• _Set task_
Go through the material and write it all out exactly, minus the pictures.

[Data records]
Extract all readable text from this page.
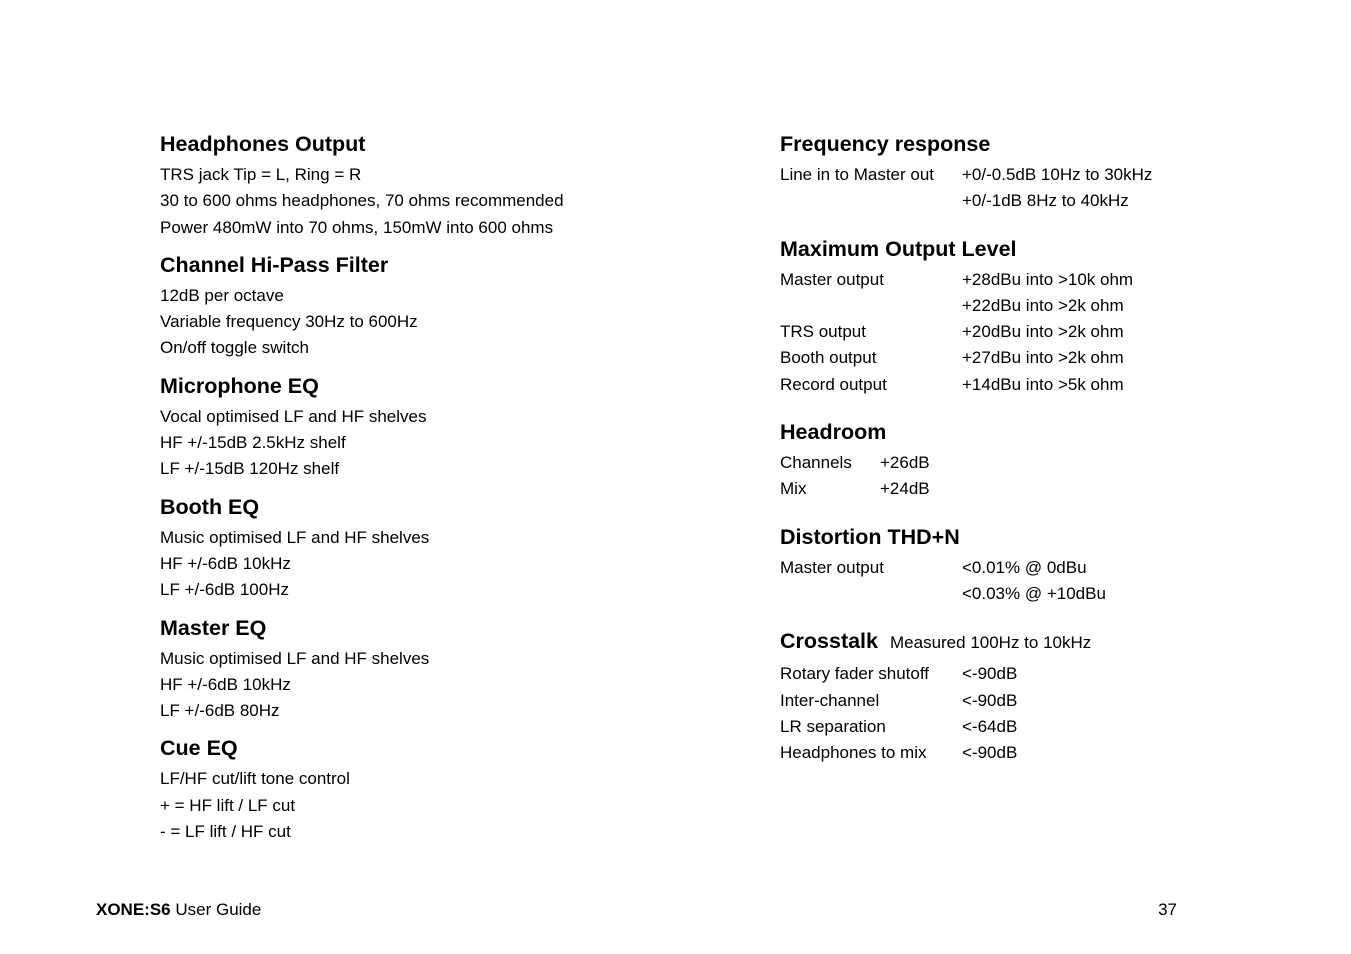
Headphones Output
TRS jack Tip = L, Ring = R
30 to 600 ohms headphones, 70 ohms recommended
Power 480mW into 70 ohms, 150mW into 600 ohms
Channel Hi-Pass Filter
12dB per octave
Variable frequency 30Hz to 600Hz
On/off toggle switch
Microphone EQ
Vocal optimised LF and HF shelves
HF +/-15dB 2.5kHz shelf
LF +/-15dB 120Hz shelf
Booth EQ
Music optimised LF and HF shelves
HF +/-6dB 10kHz
LF +/-6dB 100Hz
Master EQ
Music optimised LF and HF shelves
HF +/-6dB 10kHz
LF +/-6dB 80Hz
Cue EQ
LF/HF cut/lift tone control
+ = HF lift / LF cut
- = LF lift / HF cut
Frequency response
Line in to Master out	+0/-0.5dB 10Hz to 30kHz
+0/-1dB 8Hz to 40kHz
Maximum Output Level
Master output	+28dBu into >10k ohm
+22dBu into >2k ohm
TRS output	+20dBu into >2k ohm
Booth output	+27dBu into >2k ohm
Record output	+14dBu into >5k ohm
Headroom
Channels	+26dB
Mix	+24dB
Distortion THD+N
Master output	<0.01% @ 0dBu
<0.03% @ +10dBu
Crosstalk Measured 100Hz to 10kHz
Rotary fader shutoff	<-90dB
Inter-channel	<-90dB
LR separation	<-64dB
Headphones to mix	<-90dB
XONE:S6 User Guide	37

• _Solution to this problem_
Extract all readable text from this page.
Headphones Output
TRS jack Tip = L, Ring = R
30 to 600 ohms headphones, 70 ohms recommended
Power 480mW into 70 ohms, 150mW into 600 ohms
Channel Hi-Pass Filter
12dB per octave
Variable frequency 30Hz to 600Hz
On/off toggle switch
Microphone EQ
Vocal optimised LF and HF shelves
HF +/-15dB 2.5kHz shelf
LF +/-15dB 120Hz shelf
Booth EQ
Music optimised LF and HF shelves
HF +/-6dB 10kHz
LF +/-6dB 100Hz
Master EQ
Music optimised LF and HF shelves
HF +/-6dB 10kHz
LF +/-6dB 80Hz
Cue EQ
LF/HF cut/lift tone control
+ = HF lift / LF cut
- = LF lift / HF cut
Frequency response
Line in to Master out	+0/-0.5dB 10Hz to 30kHz
+0/-1dB 8Hz to 40kHz
Maximum Output Level
Master output	+28dBu into >10k ohm
+22dBu into >2k ohm
TRS output	+20dBu into >2k ohm
Booth output	+27dBu into >2k ohm
Record output	+14dBu into >5k ohm
Headroom
Channels	+26dB
Mix	+24dB
Distortion THD+N
Master output	<0.01% @ 0dBu
<0.03% @ +10dBu
Crosstalk Measured 100Hz to 10kHz
Rotary fader shutoff	<-90dB
Inter-channel	<-90dB
LR separation	<-64dB
Headphones to mix	<-90dB
XONE:S6 User Guide	37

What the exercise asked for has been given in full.